Gather the lines that hold the string "Frequency".

━━━━━ Listed records ━━━━━

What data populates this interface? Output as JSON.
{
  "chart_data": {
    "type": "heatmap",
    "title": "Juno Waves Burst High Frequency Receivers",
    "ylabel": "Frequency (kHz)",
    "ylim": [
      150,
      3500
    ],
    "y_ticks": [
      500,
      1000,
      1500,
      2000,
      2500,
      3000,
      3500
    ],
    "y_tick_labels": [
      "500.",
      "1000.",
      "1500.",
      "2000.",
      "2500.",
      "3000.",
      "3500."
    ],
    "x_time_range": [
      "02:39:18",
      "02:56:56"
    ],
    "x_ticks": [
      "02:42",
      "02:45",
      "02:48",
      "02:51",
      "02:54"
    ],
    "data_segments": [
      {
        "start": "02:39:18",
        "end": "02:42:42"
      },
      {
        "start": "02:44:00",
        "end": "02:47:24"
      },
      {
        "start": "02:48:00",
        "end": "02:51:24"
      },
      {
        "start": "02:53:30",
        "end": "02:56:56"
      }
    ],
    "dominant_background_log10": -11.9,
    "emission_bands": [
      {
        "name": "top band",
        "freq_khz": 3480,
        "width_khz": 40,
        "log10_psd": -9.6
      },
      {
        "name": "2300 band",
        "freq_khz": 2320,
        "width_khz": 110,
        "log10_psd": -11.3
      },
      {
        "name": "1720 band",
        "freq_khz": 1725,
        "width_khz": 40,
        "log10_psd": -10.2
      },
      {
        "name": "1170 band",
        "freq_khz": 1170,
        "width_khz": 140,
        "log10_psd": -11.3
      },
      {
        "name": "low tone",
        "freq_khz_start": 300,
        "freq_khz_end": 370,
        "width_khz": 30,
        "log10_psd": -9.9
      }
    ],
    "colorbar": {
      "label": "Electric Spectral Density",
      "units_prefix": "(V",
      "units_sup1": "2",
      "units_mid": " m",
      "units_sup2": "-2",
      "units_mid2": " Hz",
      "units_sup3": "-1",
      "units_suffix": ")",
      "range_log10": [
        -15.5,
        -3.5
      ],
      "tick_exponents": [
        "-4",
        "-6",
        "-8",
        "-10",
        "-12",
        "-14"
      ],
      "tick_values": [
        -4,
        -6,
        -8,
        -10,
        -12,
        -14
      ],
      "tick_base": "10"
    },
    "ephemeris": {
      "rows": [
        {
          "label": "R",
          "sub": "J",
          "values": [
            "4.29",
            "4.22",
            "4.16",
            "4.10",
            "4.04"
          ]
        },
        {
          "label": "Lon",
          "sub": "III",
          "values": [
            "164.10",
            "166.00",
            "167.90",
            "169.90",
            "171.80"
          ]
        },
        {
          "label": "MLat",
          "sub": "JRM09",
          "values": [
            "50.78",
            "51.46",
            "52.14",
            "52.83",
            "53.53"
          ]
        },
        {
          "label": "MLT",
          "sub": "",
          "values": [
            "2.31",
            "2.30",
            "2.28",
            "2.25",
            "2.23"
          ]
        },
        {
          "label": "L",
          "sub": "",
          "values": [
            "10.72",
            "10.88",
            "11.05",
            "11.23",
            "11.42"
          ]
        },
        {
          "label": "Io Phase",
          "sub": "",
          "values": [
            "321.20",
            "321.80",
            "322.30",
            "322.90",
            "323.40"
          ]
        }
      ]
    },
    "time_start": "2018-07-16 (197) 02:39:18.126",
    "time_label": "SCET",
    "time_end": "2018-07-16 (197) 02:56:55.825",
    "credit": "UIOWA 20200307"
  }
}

━━━━━

__Output of the exercise__.
    "title": "Juno Waves Burst High Frequency Receivers",
    "ylabel": "Frequency (kHz)",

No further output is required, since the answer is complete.